» What to work on:
Tally the lines in the records underneath that contain the string "title", and state the figure by itself.

[Figure contents as structured data]
--------------------------------

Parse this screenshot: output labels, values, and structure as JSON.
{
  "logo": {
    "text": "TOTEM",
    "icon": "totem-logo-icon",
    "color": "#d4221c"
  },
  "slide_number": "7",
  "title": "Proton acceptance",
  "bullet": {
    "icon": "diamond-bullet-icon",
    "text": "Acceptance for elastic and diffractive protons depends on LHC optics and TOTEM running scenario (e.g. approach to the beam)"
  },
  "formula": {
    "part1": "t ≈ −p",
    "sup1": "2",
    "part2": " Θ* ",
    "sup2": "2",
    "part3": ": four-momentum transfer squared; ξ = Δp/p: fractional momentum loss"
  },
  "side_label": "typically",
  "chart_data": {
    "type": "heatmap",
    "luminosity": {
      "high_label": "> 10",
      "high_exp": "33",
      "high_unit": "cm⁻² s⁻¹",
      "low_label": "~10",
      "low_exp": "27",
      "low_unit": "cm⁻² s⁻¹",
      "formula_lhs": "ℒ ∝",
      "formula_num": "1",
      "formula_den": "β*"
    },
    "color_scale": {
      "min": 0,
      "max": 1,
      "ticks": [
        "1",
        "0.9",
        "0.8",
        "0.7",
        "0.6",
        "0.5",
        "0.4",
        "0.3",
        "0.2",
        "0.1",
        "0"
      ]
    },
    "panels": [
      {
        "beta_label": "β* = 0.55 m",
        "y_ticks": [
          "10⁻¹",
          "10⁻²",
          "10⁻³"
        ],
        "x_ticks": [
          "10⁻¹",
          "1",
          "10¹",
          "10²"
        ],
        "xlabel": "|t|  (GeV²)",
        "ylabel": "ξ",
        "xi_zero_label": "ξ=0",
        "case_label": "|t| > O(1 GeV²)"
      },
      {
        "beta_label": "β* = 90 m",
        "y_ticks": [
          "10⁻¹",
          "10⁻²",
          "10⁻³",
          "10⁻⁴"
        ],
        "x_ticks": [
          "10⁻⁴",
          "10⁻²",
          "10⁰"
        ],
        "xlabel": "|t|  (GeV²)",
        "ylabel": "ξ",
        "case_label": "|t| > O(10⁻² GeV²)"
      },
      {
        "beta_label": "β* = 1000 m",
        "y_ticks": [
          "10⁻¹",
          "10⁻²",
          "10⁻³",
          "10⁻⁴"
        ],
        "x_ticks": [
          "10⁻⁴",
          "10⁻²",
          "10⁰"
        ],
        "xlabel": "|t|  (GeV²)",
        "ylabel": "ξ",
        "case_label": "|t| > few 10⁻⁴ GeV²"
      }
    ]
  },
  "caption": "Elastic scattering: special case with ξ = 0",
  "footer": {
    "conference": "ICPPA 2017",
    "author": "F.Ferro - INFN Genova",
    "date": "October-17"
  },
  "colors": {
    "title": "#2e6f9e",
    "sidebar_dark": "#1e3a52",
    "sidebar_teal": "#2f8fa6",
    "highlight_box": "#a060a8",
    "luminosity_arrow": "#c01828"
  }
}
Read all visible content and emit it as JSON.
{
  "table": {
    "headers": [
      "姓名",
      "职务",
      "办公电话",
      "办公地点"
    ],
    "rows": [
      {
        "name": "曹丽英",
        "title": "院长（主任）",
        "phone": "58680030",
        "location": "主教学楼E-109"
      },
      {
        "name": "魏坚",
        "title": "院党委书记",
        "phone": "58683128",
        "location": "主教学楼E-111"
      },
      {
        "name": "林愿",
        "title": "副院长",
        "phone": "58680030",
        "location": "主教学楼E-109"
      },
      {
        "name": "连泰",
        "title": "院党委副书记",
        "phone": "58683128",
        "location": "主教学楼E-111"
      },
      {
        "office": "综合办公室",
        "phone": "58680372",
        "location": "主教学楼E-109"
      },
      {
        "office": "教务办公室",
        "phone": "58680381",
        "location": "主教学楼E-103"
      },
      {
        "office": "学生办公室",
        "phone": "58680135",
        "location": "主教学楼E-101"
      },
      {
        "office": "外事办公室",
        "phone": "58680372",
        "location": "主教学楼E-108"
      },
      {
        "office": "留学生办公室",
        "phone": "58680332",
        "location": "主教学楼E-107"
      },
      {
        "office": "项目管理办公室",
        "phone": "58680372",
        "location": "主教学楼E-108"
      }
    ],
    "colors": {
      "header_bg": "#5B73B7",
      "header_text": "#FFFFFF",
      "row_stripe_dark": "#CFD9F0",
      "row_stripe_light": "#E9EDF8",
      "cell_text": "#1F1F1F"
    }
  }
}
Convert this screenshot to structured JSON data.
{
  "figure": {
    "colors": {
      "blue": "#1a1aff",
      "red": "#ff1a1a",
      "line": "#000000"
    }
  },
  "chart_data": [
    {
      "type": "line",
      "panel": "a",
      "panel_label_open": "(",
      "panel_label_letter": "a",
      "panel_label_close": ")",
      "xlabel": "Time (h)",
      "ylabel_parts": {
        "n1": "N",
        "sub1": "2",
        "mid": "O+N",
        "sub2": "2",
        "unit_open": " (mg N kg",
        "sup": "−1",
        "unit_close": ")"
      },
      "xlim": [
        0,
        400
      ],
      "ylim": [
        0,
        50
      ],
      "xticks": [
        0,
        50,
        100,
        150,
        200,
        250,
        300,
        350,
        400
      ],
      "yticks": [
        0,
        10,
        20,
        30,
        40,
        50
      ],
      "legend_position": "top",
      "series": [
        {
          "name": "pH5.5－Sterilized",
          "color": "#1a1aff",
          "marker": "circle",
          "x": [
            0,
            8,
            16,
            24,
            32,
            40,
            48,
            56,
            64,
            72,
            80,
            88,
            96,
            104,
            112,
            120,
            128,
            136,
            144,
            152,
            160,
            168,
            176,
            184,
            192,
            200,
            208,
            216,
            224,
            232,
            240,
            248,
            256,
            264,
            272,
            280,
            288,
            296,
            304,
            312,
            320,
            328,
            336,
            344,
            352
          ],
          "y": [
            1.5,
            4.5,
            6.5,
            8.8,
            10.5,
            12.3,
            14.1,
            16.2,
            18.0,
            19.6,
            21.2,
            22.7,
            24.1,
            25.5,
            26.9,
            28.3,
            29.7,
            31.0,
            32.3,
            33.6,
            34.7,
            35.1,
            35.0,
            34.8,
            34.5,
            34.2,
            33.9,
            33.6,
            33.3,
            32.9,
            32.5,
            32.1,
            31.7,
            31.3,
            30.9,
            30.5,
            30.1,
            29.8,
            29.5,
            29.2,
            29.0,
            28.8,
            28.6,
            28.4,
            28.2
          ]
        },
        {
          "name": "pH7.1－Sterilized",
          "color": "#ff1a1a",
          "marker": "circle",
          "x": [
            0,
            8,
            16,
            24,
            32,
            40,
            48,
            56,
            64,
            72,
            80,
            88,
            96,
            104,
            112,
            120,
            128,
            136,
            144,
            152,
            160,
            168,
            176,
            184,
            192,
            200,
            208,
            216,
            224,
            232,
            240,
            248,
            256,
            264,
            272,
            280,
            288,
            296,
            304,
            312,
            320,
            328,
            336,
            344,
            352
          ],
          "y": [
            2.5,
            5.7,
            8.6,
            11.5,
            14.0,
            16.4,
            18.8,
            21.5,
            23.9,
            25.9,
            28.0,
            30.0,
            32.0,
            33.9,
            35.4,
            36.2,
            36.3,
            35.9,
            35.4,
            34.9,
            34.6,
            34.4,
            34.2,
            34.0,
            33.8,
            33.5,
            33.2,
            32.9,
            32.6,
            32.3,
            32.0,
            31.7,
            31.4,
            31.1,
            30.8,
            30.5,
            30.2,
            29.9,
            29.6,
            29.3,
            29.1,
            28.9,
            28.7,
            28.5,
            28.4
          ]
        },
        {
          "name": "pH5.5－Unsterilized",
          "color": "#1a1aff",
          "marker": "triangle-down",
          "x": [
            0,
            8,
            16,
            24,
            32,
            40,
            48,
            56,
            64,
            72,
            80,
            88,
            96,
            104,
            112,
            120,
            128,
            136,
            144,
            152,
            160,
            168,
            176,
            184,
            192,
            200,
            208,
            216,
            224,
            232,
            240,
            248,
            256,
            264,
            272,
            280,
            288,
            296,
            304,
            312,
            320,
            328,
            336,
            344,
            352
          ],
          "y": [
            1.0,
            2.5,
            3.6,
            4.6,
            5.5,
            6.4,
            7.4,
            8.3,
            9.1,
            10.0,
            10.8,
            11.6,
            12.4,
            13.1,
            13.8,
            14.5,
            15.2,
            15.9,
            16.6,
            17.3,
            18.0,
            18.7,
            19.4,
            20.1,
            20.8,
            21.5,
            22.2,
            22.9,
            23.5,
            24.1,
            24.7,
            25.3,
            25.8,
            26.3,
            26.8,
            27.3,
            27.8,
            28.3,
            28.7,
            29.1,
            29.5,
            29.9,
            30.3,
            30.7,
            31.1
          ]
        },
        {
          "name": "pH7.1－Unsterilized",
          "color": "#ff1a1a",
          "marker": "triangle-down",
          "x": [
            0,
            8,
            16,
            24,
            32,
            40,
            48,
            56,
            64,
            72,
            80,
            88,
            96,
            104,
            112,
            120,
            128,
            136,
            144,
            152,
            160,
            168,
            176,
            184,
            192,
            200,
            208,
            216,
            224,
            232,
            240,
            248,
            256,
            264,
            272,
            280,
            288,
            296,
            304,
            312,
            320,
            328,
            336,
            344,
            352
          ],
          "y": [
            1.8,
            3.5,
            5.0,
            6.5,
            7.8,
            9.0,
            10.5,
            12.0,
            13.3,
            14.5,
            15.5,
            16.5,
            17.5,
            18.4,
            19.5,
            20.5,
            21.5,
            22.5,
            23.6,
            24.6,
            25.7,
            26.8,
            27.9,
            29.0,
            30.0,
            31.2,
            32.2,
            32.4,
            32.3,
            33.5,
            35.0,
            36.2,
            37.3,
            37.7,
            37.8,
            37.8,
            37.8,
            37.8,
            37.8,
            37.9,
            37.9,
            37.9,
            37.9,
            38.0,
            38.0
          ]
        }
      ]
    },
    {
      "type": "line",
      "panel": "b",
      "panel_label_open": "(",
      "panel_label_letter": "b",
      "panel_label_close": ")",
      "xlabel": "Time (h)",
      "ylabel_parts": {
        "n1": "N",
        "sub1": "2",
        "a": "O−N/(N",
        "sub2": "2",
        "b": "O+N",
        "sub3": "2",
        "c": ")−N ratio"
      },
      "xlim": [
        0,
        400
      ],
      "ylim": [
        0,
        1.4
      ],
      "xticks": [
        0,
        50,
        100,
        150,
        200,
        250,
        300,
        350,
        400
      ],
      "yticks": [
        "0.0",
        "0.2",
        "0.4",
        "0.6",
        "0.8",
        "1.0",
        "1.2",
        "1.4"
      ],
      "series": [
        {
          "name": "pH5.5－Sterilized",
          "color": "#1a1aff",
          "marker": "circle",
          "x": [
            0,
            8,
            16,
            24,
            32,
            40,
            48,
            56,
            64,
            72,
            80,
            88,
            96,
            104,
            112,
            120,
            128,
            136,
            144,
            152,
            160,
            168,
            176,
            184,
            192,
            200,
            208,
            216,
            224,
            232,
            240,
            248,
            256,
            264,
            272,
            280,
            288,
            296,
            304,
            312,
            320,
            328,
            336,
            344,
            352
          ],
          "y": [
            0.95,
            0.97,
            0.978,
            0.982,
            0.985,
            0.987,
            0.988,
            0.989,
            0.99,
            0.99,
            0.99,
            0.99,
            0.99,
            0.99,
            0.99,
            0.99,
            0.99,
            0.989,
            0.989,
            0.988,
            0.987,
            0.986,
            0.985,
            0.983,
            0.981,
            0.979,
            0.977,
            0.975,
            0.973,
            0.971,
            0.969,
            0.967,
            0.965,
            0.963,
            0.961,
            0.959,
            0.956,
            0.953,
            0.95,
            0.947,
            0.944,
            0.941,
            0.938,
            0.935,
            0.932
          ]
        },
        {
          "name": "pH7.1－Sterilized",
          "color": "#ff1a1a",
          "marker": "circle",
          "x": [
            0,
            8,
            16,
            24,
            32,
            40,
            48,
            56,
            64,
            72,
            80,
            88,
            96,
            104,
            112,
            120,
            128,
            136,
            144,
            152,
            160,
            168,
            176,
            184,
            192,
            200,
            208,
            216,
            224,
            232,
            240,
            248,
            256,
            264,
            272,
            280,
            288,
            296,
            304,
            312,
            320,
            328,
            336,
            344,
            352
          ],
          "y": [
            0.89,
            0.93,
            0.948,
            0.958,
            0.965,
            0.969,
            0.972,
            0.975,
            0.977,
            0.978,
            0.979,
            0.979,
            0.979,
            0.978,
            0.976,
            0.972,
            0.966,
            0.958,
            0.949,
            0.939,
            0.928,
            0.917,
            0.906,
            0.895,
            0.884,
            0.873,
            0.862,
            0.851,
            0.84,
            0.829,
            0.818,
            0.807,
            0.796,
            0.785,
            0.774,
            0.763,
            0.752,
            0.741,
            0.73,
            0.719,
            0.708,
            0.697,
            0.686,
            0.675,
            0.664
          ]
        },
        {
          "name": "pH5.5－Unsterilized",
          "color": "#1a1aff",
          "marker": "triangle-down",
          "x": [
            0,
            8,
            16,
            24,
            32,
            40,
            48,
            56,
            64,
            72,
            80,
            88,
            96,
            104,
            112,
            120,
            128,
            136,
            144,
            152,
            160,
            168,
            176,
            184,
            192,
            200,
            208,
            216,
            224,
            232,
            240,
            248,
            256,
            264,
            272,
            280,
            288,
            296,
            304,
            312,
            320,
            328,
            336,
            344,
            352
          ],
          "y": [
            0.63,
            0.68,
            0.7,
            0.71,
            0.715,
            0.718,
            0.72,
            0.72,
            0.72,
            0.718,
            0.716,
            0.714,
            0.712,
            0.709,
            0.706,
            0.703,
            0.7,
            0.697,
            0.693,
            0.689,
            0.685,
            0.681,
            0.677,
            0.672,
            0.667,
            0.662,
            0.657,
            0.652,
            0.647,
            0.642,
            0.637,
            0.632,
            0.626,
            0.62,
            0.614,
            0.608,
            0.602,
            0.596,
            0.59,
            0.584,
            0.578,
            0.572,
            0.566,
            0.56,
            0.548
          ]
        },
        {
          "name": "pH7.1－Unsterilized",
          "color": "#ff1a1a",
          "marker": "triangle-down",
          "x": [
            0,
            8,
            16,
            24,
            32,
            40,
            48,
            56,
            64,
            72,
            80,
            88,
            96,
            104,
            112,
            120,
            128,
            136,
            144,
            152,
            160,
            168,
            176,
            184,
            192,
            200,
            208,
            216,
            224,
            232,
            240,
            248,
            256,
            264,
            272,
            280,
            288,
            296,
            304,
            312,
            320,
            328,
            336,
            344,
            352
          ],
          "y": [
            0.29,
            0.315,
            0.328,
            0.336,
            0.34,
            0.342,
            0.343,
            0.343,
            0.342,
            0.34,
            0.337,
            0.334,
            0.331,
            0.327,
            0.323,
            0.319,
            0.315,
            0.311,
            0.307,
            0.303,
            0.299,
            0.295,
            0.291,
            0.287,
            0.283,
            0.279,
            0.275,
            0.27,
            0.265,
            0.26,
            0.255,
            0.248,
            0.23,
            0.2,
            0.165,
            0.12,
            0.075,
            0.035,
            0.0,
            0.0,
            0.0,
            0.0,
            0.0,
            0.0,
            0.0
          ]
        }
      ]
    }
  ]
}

--------------------------------

» Task result:
6